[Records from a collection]
::::::::

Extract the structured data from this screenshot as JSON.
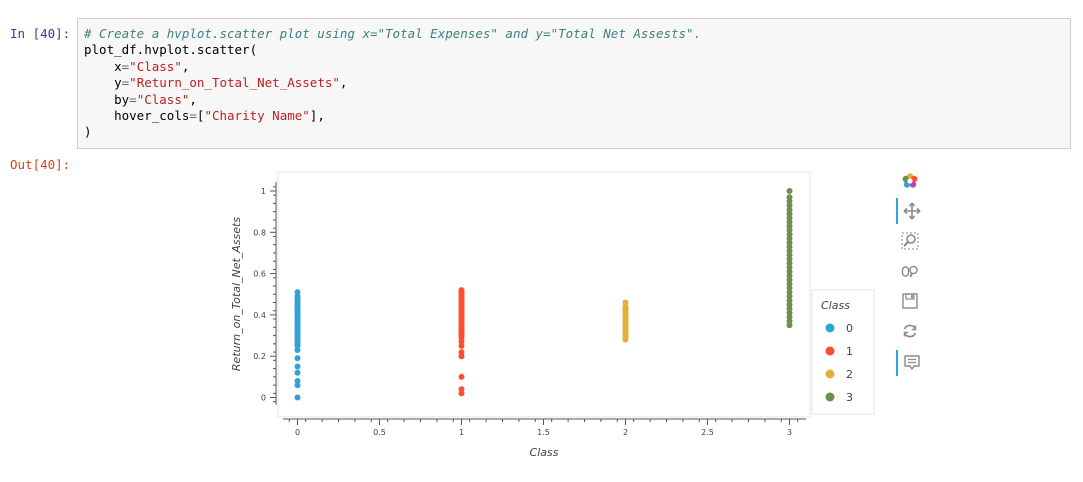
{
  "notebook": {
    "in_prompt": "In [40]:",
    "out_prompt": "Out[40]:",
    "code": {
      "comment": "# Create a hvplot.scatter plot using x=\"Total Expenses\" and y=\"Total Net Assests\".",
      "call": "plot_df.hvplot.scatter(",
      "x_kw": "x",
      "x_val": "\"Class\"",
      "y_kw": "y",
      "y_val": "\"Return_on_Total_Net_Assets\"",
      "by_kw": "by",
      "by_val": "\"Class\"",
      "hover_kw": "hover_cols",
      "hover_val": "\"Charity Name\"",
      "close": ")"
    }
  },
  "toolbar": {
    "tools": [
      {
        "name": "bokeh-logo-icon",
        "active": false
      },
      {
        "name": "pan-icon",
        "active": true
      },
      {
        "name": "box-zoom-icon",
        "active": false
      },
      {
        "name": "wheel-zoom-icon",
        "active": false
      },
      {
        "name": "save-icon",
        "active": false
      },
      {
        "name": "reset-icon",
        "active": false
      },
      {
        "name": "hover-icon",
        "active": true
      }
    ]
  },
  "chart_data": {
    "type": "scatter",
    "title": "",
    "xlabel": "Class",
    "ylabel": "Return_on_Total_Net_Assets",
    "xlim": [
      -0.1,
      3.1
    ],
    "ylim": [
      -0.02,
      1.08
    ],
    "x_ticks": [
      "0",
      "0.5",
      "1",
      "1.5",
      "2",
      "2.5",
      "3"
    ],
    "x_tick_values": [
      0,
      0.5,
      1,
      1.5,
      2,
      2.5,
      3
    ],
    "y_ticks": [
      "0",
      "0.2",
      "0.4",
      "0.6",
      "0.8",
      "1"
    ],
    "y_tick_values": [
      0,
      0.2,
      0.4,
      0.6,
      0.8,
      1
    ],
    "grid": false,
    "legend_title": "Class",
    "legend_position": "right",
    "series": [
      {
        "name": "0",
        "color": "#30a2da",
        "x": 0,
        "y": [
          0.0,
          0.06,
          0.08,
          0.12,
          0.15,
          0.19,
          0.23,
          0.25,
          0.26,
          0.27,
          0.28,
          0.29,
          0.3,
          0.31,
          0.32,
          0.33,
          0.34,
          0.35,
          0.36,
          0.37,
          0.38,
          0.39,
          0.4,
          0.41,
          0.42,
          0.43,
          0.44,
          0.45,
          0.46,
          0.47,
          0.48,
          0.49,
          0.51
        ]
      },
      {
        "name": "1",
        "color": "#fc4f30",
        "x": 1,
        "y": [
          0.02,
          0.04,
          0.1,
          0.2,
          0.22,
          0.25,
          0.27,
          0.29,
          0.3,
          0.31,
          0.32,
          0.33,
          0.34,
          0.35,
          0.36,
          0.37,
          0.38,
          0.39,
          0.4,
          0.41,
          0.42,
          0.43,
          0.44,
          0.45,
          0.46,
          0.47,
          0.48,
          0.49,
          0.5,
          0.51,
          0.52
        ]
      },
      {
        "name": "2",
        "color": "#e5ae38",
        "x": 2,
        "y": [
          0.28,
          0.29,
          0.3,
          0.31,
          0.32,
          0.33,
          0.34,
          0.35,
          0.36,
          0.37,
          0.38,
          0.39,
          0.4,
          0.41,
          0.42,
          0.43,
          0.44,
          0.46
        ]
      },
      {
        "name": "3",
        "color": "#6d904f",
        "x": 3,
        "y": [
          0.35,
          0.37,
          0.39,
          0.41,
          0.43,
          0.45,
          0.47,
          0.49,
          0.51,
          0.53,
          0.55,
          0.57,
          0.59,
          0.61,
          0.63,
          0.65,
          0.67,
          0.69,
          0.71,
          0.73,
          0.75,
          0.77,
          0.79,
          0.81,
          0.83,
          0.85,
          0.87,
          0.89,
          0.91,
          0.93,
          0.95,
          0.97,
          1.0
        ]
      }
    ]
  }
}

::::::::

§ **Exercise instructions**: Give back each entry exactly as it appears, with no pictures.

§ **Worked answer**:
Extract the structured data from this screenshot as JSON.
{
  "notebook": {
    "in_prompt": "In [40]:",
    "out_prompt": "Out[40]:",
    "code": {
      "comment": "# Create a hvplot.scatter plot using x=\"Total Expenses\" and y=\"Total Net Assests\".",
      "call": "plot_df.hvplot.scatter(",
      "x_kw": "x",
      "x_val": "\"Class\"",
      "y_kw": "y",
      "y_val": "\"Return_on_Total_Net_Assets\"",
      "by_kw": "by",
      "by_val": "\"Class\"",
      "hover_kw": "hover_cols",
      "hover_val": "\"Charity Name\"",
      "close": ")"
    }
  },
  "toolbar": {
    "tools": [
      {
        "name": "bokeh-logo-icon",
        "active": false
      },
      {
        "name": "pan-icon",
        "active": true
      },
      {
        "name": "box-zoom-icon",
        "active": false
      },
      {
        "name": "wheel-zoom-icon",
        "active": false
      },
      {
        "name": "save-icon",
        "active": false
      },
      {
        "name": "reset-icon",
        "active": false
      },
      {
        "name": "hover-icon",
        "active": true
      }
    ]
  },
  "chart_data": {
    "type": "scatter",
    "title": "",
    "xlabel": "Class",
    "ylabel": "Return_on_Total_Net_Assets",
    "xlim": [
      -0.1,
      3.1
    ],
    "ylim": [
      -0.02,
      1.08
    ],
    "x_ticks": [
      "0",
      "0.5",
      "1",
      "1.5",
      "2",
      "2.5",
      "3"
    ],
    "x_tick_values": [
      0,
      0.5,
      1,
      1.5,
      2,
      2.5,
      3
    ],
    "y_ticks": [
      "0",
      "0.2",
      "0.4",
      "0.6",
      "0.8",
      "1"
    ],
    "y_tick_values": [
      0,
      0.2,
      0.4,
      0.6,
      0.8,
      1
    ],
    "grid": false,
    "legend_title": "Class",
    "legend_position": "right",
    "series": [
      {
        "name": "0",
        "color": "#30a2da",
        "x": 0,
        "y": [
          0.0,
          0.06,
          0.08,
          0.12,
          0.15,
          0.19,
          0.23,
          0.25,
          0.26,
          0.27,
          0.28,
          0.29,
          0.3,
          0.31,
          0.32,
          0.33,
          0.34,
          0.35,
          0.36,
          0.37,
          0.38,
          0.39,
          0.4,
          0.41,
          0.42,
          0.43,
          0.44,
          0.45,
          0.46,
          0.47,
          0.48,
          0.49,
          0.51
        ]
      },
      {
        "name": "1",
        "color": "#fc4f30",
        "x": 1,
        "y": [
          0.02,
          0.04,
          0.1,
          0.2,
          0.22,
          0.25,
          0.27,
          0.29,
          0.3,
          0.31,
          0.32,
          0.33,
          0.34,
          0.35,
          0.36,
          0.37,
          0.38,
          0.39,
          0.4,
          0.41,
          0.42,
          0.43,
          0.44,
          0.45,
          0.46,
          0.47,
          0.48,
          0.49,
          0.5,
          0.51,
          0.52
        ]
      },
      {
        "name": "2",
        "color": "#e5ae38",
        "x": 2,
        "y": [
          0.28,
          0.29,
          0.3,
          0.31,
          0.32,
          0.33,
          0.34,
          0.35,
          0.36,
          0.37,
          0.38,
          0.39,
          0.4,
          0.41,
          0.42,
          0.43,
          0.44,
          0.46
        ]
      },
      {
        "name": "3",
        "color": "#6d904f",
        "x": 3,
        "y": [
          0.35,
          0.37,
          0.39,
          0.41,
          0.43,
          0.45,
          0.47,
          0.49,
          0.51,
          0.53,
          0.55,
          0.57,
          0.59,
          0.61,
          0.63,
          0.65,
          0.67,
          0.69,
          0.71,
          0.73,
          0.75,
          0.77,
          0.79,
          0.81,
          0.83,
          0.85,
          0.87,
          0.89,
          0.91,
          0.93,
          0.95,
          0.97,
          1.0
        ]
      }
    ]
  }
}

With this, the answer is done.